Stated task >> Reproduce the listing that follows with no differences at all.

Materials provided >>
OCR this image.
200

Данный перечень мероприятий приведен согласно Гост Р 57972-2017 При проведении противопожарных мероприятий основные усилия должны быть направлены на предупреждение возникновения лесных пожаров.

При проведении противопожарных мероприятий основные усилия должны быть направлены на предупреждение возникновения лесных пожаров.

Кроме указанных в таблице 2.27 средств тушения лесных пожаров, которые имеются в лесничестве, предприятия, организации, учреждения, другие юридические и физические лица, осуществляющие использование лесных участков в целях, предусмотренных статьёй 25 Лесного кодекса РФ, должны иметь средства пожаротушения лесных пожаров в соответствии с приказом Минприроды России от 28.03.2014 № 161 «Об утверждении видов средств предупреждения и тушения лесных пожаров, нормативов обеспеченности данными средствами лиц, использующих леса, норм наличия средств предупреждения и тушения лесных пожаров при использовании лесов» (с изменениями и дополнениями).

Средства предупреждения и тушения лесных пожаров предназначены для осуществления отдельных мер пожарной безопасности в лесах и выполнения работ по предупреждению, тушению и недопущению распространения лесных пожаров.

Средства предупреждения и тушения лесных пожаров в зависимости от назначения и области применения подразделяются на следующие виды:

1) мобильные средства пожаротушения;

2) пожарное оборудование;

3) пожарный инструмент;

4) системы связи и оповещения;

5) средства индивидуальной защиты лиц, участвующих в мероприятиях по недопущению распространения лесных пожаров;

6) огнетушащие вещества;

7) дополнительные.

Exercise response >>
OCR this image.
200

Данный перечень мероприятий приведен согласно Гост Р 57972-2017 При проведении противопожарных мероприятий основные усилия должны быть направлены на предупреждение возникновения лесных пожаров.

При проведении противопожарных мероприятий основные усилия должны быть направлены на предупреждение возникновения лесных пожаров.

Кроме указанных в таблице 2.27 средств тушения лесных пожаров, которые имеются в лесничестве, предприятия, организации, учреждения, другие юридические и физические лица, осуществляющие использование лесных участков в целях, предусмотренных статьёй 25 Лесного кодекса РФ, должны иметь средства пожаротушения лесных пожаров в соответствии с приказом Минприроды России от 28.03.2014 № 161 «Об утверждении видов средств предупреждения и тушения лесных пожаров, нормативов обеспеченности данными средствами лиц, использующих леса, норм наличия средств предупреждения и тушения лесных пожаров при использовании лесов» (с изменениями и дополнениями).

Средства предупреждения и тушения лесных пожаров предназначены для осуществления отдельных мер пожарной безопасности в лесах и выполнения работ по предупреждению, тушению и недопущению распространения лесных пожаров.

Средства предупреждения и тушения лесных пожаров в зависимости от назначения и области применения подразделяются на следующие виды:

1) мобильные средства пожаротушения;

2) пожарное оборудование;

3) пожарный инструмент;

4) системы связи и оповещения;

5) средства индивидуальной защиты лиц, участвующих в мероприятиях по недопущению распространения лесных пожаров;

6) огнетушащие вещества;

7) дополнительные.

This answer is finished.